(Data entries)

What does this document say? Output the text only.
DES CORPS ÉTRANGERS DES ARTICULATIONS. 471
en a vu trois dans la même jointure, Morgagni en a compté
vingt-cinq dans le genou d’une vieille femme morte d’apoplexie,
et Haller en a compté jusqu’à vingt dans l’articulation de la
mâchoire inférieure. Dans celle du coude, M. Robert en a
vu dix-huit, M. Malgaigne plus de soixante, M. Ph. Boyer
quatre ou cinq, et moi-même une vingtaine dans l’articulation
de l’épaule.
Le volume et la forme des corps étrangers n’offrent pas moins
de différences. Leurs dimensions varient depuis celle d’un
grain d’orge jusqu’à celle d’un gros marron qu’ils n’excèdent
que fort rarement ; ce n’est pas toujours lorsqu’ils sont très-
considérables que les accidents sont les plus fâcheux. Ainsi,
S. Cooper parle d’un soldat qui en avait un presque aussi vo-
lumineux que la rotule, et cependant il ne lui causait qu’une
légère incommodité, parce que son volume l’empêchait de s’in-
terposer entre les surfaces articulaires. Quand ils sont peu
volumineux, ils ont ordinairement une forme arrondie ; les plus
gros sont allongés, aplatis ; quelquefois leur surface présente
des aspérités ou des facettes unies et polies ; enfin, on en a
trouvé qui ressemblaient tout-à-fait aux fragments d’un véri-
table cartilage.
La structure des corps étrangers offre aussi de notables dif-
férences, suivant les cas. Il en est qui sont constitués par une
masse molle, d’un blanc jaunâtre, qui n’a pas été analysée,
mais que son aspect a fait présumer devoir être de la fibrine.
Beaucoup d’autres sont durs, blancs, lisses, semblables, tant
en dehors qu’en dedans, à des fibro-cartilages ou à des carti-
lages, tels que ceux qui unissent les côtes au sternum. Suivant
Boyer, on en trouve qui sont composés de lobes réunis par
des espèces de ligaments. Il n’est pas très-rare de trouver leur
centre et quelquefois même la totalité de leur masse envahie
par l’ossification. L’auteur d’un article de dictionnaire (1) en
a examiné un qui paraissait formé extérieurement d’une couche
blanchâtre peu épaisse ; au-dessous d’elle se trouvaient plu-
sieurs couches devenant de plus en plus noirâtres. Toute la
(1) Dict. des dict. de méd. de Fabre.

--

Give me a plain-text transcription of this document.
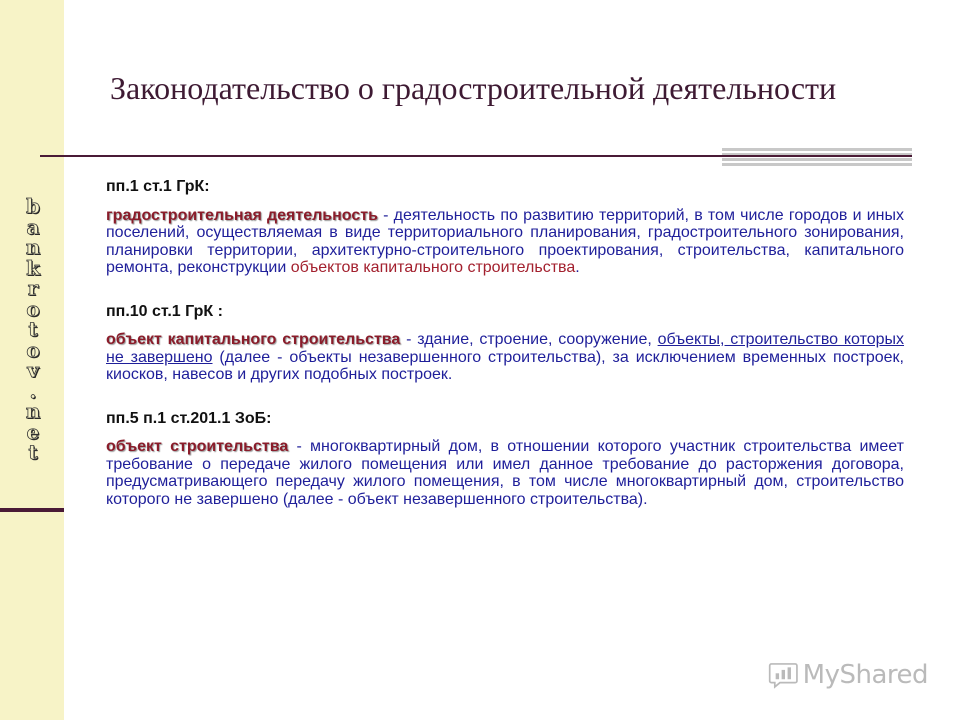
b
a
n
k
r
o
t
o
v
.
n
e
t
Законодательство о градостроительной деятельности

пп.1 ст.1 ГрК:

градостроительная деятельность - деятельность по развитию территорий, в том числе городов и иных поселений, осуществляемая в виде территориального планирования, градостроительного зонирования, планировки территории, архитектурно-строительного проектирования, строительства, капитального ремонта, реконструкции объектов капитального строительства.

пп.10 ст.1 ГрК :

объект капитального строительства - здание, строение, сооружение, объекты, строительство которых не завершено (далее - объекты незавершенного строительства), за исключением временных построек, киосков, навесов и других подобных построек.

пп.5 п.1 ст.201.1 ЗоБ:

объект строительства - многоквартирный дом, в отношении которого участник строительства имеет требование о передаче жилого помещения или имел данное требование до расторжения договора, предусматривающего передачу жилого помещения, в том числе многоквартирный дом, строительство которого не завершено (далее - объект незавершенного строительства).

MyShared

==

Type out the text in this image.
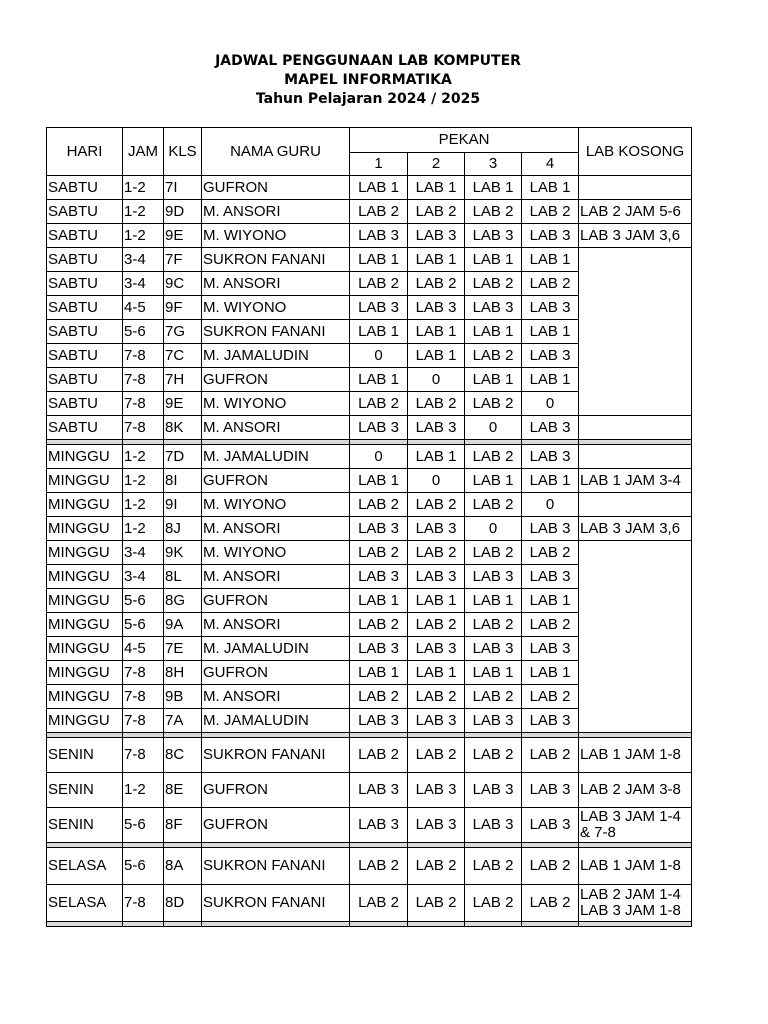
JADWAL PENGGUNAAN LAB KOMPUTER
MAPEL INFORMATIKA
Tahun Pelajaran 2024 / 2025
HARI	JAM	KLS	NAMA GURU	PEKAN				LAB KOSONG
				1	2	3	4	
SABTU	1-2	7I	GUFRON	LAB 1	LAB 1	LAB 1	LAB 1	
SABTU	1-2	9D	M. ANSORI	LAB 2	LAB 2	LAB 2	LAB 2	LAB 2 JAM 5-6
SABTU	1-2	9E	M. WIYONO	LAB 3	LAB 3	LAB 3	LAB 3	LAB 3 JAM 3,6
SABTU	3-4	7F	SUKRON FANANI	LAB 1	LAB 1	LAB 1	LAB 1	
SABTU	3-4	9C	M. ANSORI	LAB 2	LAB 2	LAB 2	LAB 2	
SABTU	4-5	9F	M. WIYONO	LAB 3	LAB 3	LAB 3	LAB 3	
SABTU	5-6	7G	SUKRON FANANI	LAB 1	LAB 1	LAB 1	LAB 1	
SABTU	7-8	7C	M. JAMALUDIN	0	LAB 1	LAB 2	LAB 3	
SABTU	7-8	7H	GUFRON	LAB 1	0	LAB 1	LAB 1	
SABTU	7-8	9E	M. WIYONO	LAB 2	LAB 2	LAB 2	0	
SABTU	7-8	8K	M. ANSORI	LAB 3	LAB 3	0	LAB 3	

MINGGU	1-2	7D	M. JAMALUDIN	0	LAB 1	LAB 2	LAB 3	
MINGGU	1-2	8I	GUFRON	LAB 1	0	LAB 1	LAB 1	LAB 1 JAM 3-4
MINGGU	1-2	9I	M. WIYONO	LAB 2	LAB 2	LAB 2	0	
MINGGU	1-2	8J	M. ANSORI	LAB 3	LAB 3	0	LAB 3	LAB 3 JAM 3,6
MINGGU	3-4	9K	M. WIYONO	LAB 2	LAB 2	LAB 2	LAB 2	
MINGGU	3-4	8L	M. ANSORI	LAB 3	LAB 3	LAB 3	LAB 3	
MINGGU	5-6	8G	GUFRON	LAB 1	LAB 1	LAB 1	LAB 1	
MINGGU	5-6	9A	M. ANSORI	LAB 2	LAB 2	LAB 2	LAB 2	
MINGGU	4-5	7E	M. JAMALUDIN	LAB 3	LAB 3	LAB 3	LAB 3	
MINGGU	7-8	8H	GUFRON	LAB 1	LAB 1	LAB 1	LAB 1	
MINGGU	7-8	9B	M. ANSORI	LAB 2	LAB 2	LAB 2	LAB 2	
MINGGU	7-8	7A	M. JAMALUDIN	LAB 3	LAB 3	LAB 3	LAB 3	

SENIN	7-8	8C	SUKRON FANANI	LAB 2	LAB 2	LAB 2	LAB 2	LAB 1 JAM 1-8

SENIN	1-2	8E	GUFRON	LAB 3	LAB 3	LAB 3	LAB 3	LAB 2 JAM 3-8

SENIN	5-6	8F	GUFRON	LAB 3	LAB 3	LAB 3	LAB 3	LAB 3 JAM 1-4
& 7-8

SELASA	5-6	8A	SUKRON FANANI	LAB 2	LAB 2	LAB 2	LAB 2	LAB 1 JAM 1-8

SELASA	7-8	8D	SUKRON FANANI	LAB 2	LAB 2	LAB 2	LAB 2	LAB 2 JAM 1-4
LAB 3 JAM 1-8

**SET PROBLEM:** How many of the lines above hold the word "document"? Give only that number.

**RESPONSE TO THIS TASK:** 2